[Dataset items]
□ □ □ □ □ □ □

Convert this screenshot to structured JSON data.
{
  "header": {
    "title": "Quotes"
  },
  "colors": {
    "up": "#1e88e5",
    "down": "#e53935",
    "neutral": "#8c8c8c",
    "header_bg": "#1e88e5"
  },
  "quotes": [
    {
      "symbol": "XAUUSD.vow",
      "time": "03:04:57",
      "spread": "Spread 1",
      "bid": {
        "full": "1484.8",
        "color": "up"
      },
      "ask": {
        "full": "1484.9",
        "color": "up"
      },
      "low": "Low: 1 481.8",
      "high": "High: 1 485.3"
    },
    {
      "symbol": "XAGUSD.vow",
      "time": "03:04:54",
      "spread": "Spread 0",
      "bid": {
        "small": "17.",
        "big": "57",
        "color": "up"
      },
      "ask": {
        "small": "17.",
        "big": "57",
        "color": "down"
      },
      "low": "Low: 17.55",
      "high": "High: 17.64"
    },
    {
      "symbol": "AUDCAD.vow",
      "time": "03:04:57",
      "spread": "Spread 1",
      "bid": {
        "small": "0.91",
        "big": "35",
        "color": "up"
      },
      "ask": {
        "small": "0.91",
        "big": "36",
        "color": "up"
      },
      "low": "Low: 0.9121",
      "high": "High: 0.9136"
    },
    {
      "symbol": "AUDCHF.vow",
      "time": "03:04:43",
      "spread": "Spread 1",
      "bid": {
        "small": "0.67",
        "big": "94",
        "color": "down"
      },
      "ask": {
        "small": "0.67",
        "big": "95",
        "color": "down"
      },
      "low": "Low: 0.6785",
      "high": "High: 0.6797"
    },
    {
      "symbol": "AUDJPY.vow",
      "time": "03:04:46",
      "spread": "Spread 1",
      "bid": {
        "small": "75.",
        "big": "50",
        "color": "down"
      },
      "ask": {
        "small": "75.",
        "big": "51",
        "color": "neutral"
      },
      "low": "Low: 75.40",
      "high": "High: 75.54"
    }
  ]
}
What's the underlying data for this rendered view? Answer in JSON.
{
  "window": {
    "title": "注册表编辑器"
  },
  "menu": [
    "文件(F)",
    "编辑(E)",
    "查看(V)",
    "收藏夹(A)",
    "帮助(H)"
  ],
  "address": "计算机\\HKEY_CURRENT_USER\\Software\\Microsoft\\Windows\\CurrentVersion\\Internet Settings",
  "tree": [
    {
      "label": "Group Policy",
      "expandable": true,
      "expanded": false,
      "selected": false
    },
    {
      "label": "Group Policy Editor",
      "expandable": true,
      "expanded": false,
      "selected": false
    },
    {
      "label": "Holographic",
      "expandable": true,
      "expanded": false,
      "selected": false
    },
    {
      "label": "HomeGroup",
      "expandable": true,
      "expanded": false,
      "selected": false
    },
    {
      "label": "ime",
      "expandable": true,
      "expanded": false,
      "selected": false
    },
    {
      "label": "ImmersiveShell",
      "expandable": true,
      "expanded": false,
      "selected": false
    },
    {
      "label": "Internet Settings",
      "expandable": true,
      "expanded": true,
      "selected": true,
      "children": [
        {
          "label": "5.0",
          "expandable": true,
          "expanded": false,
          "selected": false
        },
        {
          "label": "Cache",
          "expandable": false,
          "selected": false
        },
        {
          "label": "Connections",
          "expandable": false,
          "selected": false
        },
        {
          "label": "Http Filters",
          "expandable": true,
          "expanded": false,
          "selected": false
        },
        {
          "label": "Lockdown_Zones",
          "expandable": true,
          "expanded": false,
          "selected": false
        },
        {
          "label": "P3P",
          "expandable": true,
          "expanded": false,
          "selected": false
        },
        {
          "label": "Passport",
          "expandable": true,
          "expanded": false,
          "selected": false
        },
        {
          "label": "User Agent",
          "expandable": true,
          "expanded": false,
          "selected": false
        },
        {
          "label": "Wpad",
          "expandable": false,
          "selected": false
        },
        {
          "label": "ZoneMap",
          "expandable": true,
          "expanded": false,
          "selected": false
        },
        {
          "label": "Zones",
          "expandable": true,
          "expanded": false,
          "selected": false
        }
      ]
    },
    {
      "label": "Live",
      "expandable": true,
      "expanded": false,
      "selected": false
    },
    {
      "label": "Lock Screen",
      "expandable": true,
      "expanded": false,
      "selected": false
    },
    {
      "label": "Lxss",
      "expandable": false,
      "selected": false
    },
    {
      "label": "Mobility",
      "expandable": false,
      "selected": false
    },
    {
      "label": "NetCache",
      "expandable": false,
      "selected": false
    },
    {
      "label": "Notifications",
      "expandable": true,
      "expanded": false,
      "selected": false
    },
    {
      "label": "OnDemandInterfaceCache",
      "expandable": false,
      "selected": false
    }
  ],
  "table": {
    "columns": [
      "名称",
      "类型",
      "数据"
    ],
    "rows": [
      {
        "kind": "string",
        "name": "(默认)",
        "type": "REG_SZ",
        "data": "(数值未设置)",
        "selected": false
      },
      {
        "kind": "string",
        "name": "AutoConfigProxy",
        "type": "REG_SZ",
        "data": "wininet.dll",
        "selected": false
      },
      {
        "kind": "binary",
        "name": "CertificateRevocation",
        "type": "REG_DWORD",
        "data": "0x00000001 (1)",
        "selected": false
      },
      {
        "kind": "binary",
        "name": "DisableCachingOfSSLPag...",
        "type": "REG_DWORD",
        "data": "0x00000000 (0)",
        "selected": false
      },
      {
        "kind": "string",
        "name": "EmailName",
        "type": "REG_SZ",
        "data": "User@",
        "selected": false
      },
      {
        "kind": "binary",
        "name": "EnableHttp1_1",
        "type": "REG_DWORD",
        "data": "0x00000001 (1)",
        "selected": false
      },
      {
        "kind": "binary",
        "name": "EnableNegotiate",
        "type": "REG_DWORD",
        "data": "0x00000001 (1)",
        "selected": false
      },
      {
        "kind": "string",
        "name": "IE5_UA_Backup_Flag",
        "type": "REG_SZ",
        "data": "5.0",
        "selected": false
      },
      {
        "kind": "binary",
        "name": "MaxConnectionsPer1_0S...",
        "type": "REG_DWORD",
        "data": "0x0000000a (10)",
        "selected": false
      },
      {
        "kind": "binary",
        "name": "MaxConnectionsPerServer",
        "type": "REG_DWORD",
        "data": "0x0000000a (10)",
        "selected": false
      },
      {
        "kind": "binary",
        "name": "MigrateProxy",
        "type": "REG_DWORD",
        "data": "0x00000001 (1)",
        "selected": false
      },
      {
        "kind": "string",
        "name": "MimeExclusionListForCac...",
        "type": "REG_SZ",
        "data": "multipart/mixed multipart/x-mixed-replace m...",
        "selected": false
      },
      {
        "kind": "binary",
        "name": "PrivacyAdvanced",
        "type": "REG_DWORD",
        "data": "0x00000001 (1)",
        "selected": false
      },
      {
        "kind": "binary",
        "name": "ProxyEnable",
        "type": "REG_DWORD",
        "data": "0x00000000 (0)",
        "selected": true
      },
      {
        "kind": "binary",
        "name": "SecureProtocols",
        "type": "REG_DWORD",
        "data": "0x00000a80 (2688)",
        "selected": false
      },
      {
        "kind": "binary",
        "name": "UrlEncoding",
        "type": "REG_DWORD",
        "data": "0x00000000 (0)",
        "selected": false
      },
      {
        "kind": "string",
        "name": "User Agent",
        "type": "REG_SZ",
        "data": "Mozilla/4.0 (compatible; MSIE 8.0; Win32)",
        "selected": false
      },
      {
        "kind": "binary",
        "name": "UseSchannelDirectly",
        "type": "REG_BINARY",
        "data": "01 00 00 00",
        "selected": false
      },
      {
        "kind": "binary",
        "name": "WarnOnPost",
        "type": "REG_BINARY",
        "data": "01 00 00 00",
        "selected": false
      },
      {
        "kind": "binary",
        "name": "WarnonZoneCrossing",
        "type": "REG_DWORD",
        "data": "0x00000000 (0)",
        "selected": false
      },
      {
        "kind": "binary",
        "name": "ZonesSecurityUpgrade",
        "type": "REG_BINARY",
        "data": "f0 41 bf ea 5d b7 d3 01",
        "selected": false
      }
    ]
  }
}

□ □ □ □ □ □ □

| Goal of the exercise |
Determine how many lines in the listing above hold the word "Policy", answering with the number only.

| Exercise answer |
2